# [What you have to do]
Copy each of the entries below faithfully, setting aside any pictures.

# [Material supplied]
☆ ☆ ☆ ☆ ☆ ☆ ☆
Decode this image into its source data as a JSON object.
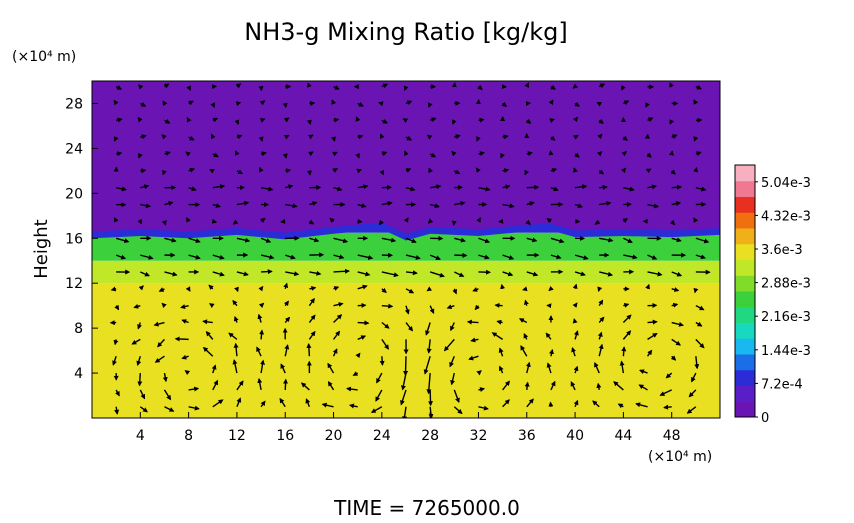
{
  "chart_data": {
    "type": "heatmap",
    "title": "NH3-g Mixing Ratio [kg/kg]",
    "ylabel": "Height",
    "x_unit_label": "(×10⁴ m)",
    "y_unit_label": "(×10⁴ m)",
    "footer": "TIME = 7265000.0",
    "xlim": [
      0,
      52
    ],
    "ylim": [
      0,
      30
    ],
    "x_ticks": [
      4,
      8,
      12,
      16,
      20,
      24,
      28,
      32,
      36,
      40,
      44,
      48
    ],
    "y_ticks": [
      4,
      8,
      12,
      16,
      20,
      24,
      28
    ],
    "colorbar": {
      "min": 0,
      "max": 0.0054,
      "tick_values": [
        0,
        0.00072,
        0.00144,
        0.00216,
        0.00288,
        0.0036,
        0.00432,
        0.00504
      ],
      "tick_labels": [
        "0",
        "7.2e-4",
        "1.44e-3",
        "2.16e-3",
        "2.88e-3",
        "3.6e-3",
        "4.32e-3",
        "5.04e-3"
      ],
      "colors": [
        "#6a14b4",
        "#5a1ec8",
        "#2b2bd8",
        "#1a6ee8",
        "#18b8f0",
        "#18d8c0",
        "#20d880",
        "#3cd03c",
        "#80dc28",
        "#c0e828",
        "#e8e020",
        "#f0b018",
        "#f07010",
        "#e83020",
        "#f07890",
        "#f8b0c0"
      ]
    },
    "field_layers": [
      {
        "from_height": 0,
        "to_height": 12,
        "value": 0.0037
      },
      {
        "from_height": 12,
        "to_height": 14,
        "value": 0.0031
      },
      {
        "from_height": 14,
        "to_height": 16.5,
        "value": 0.0026
      },
      {
        "from_height": 16.5,
        "to_height": 17,
        "value": 0.0009
      },
      {
        "from_height": 17,
        "to_height": 30,
        "value": 0
      }
    ],
    "boundary_height_profile": {
      "x": [
        0,
        4,
        8,
        12,
        16,
        20,
        22,
        24,
        26,
        28,
        32,
        36,
        38,
        40,
        44,
        48,
        52
      ],
      "height": [
        16.6,
        16.8,
        16.6,
        16.9,
        16.5,
        17.0,
        17.2,
        17.4,
        16.4,
        17.0,
        16.8,
        17.2,
        17.3,
        16.7,
        16.8,
        16.7,
        16.9
      ]
    },
    "vector_field": {
      "x_start": 2,
      "x_step": 2,
      "y_start": 1,
      "y_step": 1.5,
      "cells": [
        {
          "x": 8,
          "y": 4,
          "r": 3.5,
          "sense": 1
        },
        {
          "x": 23,
          "y": 5,
          "r": 4.5,
          "sense": -1
        },
        {
          "x": 31,
          "y": 4,
          "r": 4,
          "sense": 1
        },
        {
          "x": 47,
          "y": 5,
          "r": 3.5,
          "sense": -1
        }
      ],
      "upper_wind": [
        {
          "from_height": 18,
          "to_height": 21,
          "u": 0.8,
          "v": 0
        },
        {
          "from_height": 13,
          "to_height": 16.5,
          "u": 1,
          "v": -0.2
        },
        {
          "from_height": 21,
          "to_height": 30,
          "u": 0.15,
          "v": 0
        }
      ]
    }
  }
}
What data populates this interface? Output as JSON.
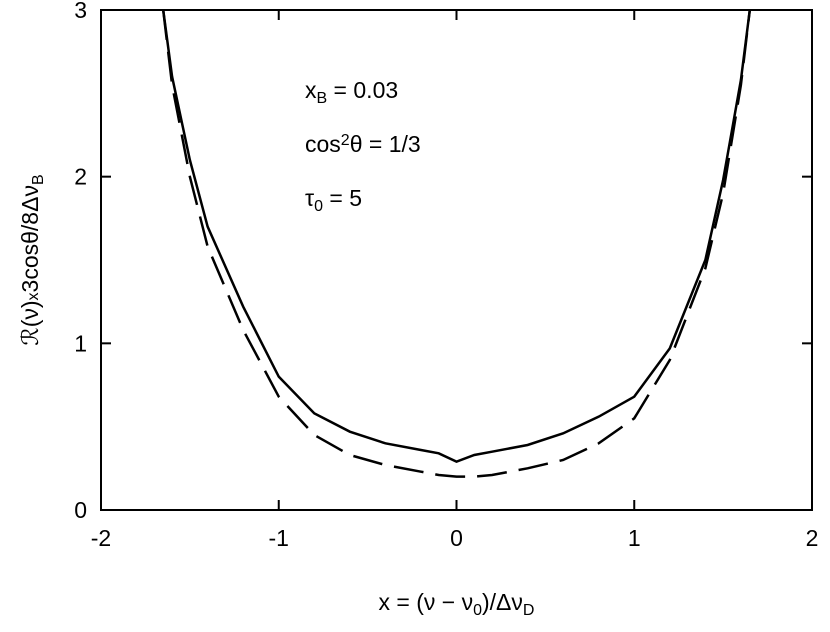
☆ ☆ ☆ ☆ ☆ ☆ ☆
# [Result below]
Decode this image into its source data as a JSON object.
{
  "chart_data": {
    "type": "heatmap",
    "title": "NH3-g Mixing Ratio [kg/kg]",
    "ylabel": "Height",
    "x_unit_label": "(×10⁴ m)",
    "y_unit_label": "(×10⁴ m)",
    "footer": "TIME = 7265000.0",
    "xlim": [
      0,
      52
    ],
    "ylim": [
      0,
      30
    ],
    "x_ticks": [
      4,
      8,
      12,
      16,
      20,
      24,
      28,
      32,
      36,
      40,
      44,
      48
    ],
    "y_ticks": [
      4,
      8,
      12,
      16,
      20,
      24,
      28
    ],
    "colorbar": {
      "min": 0,
      "max": 0.0054,
      "tick_values": [
        0,
        0.00072,
        0.00144,
        0.00216,
        0.00288,
        0.0036,
        0.00432,
        0.00504
      ],
      "tick_labels": [
        "0",
        "7.2e-4",
        "1.44e-3",
        "2.16e-3",
        "2.88e-3",
        "3.6e-3",
        "4.32e-3",
        "5.04e-3"
      ],
      "colors": [
        "#6a14b4",
        "#5a1ec8",
        "#2b2bd8",
        "#1a6ee8",
        "#18b8f0",
        "#18d8c0",
        "#20d880",
        "#3cd03c",
        "#80dc28",
        "#c0e828",
        "#e8e020",
        "#f0b018",
        "#f07010",
        "#e83020",
        "#f07890",
        "#f8b0c0"
      ]
    },
    "field_layers": [
      {
        "from_height": 0,
        "to_height": 12,
        "value": 0.0037
      },
      {
        "from_height": 12,
        "to_height": 14,
        "value": 0.0031
      },
      {
        "from_height": 14,
        "to_height": 16.5,
        "value": 0.0026
      },
      {
        "from_height": 16.5,
        "to_height": 17,
        "value": 0.0009
      },
      {
        "from_height": 17,
        "to_height": 30,
        "value": 0
      }
    ],
    "boundary_height_profile": {
      "x": [
        0,
        4,
        8,
        12,
        16,
        20,
        22,
        24,
        26,
        28,
        32,
        36,
        38,
        40,
        44,
        48,
        52
      ],
      "height": [
        16.6,
        16.8,
        16.6,
        16.9,
        16.5,
        17.0,
        17.2,
        17.4,
        16.4,
        17.0,
        16.8,
        17.2,
        17.3,
        16.7,
        16.8,
        16.7,
        16.9
      ]
    },
    "vector_field": {
      "x_start": 2,
      "x_step": 2,
      "y_start": 1,
      "y_step": 1.5,
      "cells": [
        {
          "x": 8,
          "y": 4,
          "r": 3.5,
          "sense": 1
        },
        {
          "x": 23,
          "y": 5,
          "r": 4.5,
          "sense": -1
        },
        {
          "x": 31,
          "y": 4,
          "r": 4,
          "sense": 1
        },
        {
          "x": 47,
          "y": 5,
          "r": 3.5,
          "sense": -1
        }
      ],
      "upper_wind": [
        {
          "from_height": 18,
          "to_height": 21,
          "u": 0.8,
          "v": 0
        },
        {
          "from_height": 13,
          "to_height": 16.5,
          "u": 1,
          "v": -0.2
        },
        {
          "from_height": 21,
          "to_height": 30,
          "u": 0.15,
          "v": 0
        }
      ]
    }
  }
}
What data populates this interface? Output as JSON.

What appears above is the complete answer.